* Begin RECORDS PROVIDED *

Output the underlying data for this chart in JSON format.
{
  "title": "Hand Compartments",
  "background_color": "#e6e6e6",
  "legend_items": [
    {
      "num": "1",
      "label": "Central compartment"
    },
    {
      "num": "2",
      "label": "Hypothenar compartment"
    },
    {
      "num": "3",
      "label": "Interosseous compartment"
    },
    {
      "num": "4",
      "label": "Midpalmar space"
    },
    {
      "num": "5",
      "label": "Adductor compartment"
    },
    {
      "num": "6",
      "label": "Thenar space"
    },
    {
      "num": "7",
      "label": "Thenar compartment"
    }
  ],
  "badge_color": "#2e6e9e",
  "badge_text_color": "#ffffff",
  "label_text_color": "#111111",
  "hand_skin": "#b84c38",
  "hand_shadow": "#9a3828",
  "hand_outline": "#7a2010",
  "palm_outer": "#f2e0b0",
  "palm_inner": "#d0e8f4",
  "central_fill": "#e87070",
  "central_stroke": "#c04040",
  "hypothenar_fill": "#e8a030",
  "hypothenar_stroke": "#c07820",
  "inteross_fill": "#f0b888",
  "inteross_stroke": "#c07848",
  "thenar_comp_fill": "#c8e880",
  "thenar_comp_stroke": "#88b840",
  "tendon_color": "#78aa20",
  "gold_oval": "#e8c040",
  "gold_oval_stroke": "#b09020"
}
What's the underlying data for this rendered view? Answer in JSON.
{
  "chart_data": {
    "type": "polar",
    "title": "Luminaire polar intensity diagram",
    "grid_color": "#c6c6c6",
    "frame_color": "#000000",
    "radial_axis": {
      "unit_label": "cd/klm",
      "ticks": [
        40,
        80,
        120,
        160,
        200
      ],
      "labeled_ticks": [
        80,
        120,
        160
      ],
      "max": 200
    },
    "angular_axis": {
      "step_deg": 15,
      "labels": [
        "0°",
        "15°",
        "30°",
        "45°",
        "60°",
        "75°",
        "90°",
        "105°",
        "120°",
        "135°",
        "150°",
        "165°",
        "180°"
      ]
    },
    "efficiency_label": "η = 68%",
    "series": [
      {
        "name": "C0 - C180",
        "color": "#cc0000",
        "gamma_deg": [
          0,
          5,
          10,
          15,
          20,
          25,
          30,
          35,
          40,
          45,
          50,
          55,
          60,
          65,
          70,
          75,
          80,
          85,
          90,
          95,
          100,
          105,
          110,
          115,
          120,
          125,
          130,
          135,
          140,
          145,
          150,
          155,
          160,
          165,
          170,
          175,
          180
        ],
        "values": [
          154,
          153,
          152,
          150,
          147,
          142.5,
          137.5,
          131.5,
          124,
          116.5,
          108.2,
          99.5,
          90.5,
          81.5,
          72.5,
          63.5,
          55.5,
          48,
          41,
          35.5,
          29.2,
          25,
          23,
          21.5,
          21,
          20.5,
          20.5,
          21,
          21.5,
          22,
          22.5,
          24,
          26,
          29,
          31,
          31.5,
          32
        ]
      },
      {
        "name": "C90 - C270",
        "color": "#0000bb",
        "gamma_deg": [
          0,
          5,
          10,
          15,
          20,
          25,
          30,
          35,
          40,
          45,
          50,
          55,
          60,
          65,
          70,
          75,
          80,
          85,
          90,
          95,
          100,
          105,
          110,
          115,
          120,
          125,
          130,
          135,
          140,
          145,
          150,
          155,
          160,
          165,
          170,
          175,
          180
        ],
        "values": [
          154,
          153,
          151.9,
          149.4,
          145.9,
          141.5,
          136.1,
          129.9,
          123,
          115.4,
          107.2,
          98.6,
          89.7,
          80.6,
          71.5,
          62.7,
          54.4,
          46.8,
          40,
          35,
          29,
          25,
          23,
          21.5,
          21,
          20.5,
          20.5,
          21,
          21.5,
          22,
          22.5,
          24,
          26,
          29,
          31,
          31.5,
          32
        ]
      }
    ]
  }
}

* End RECORDS PROVIDED *

● EXERCISE
Repeat the data above, word for word.

● EXERCISE RESPONSE
Output the underlying data for this chart in JSON format.
{
  "title": "Hand Compartments",
  "background_color": "#e6e6e6",
  "legend_items": [
    {
      "num": "1",
      "label": "Central compartment"
    },
    {
      "num": "2",
      "label": "Hypothenar compartment"
    },
    {
      "num": "3",
      "label": "Interosseous compartment"
    },
    {
      "num": "4",
      "label": "Midpalmar space"
    },
    {
      "num": "5",
      "label": "Adductor compartment"
    },
    {
      "num": "6",
      "label": "Thenar space"
    },
    {
      "num": "7",
      "label": "Thenar compartment"
    }
  ],
  "badge_color": "#2e6e9e",
  "badge_text_color": "#ffffff",
  "label_text_color": "#111111",
  "hand_skin": "#b84c38",
  "hand_shadow": "#9a3828",
  "hand_outline": "#7a2010",
  "palm_outer": "#f2e0b0",
  "palm_inner": "#d0e8f4",
  "central_fill": "#e87070",
  "central_stroke": "#c04040",
  "hypothenar_fill": "#e8a030",
  "hypothenar_stroke": "#c07820",
  "inteross_fill": "#f0b888",
  "inteross_stroke": "#c07848",
  "thenar_comp_fill": "#c8e880",
  "thenar_comp_stroke": "#88b840",
  "tendon_color": "#78aa20",
  "gold_oval": "#e8c040",
  "gold_oval_stroke": "#b09020"
}
What's the underlying data for this rendered view? Answer in JSON.
{
  "chart_data": {
    "type": "polar",
    "title": "Luminaire polar intensity diagram",
    "grid_color": "#c6c6c6",
    "frame_color": "#000000",
    "radial_axis": {
      "unit_label": "cd/klm",
      "ticks": [
        40,
        80,
        120,
        160,
        200
      ],
      "labeled_ticks": [
        80,
        120,
        160
      ],
      "max": 200
    },
    "angular_axis": {
      "step_deg": 15,
      "labels": [
        "0°",
        "15°",
        "30°",
        "45°",
        "60°",
        "75°",
        "90°",
        "105°",
        "120°",
        "135°",
        "150°",
        "165°",
        "180°"
      ]
    },
    "efficiency_label": "η = 68%",
    "series": [
      {
        "name": "C0 - C180",
        "color": "#cc0000",
        "gamma_deg": [
          0,
          5,
          10,
          15,
          20,
          25,
          30,
          35,
          40,
          45,
          50,
          55,
          60,
          65,
          70,
          75,
          80,
          85,
          90,
          95,
          100,
          105,
          110,
          115,
          120,
          125,
          130,
          135,
          140,
          145,
          150,
          155,
          160,
          165,
          170,
          175,
          180
        ],
        "values": [
          154,
          153,
          152,
          150,
          147,
          142.5,
          137.5,
          131.5,
          124,
          116.5,
          108.2,
          99.5,
          90.5,
          81.5,
          72.5,
          63.5,
          55.5,
          48,
          41,
          35.5,
          29.2,
          25,
          23,
          21.5,
          21,
          20.5,
          20.5,
          21,
          21.5,
          22,
          22.5,
          24,
          26,
          29,
          31,
          31.5,
          32
        ]
      },
      {
        "name": "C90 - C270",
        "color": "#0000bb",
        "gamma_deg": [
          0,
          5,
          10,
          15,
          20,
          25,
          30,
          35,
          40,
          45,
          50,
          55,
          60,
          65,
          70,
          75,
          80,
          85,
          90,
          95,
          100,
          105,
          110,
          115,
          120,
          125,
          130,
          135,
          140,
          145,
          150,
          155,
          160,
          165,
          170,
          175,
          180
        ],
        "values": [
          154,
          153,
          151.9,
          149.4,
          145.9,
          141.5,
          136.1,
          129.9,
          123,
          115.4,
          107.2,
          98.6,
          89.7,
          80.6,
          71.5,
          62.7,
          54.4,
          46.8,
          40,
          35,
          29,
          25,
          23,
          21.5,
          21,
          20.5,
          20.5,
          21,
          21.5,
          22,
          22.5,
          24,
          26,
          29,
          31,
          31.5,
          32
        ]
      }
    ]
  }
}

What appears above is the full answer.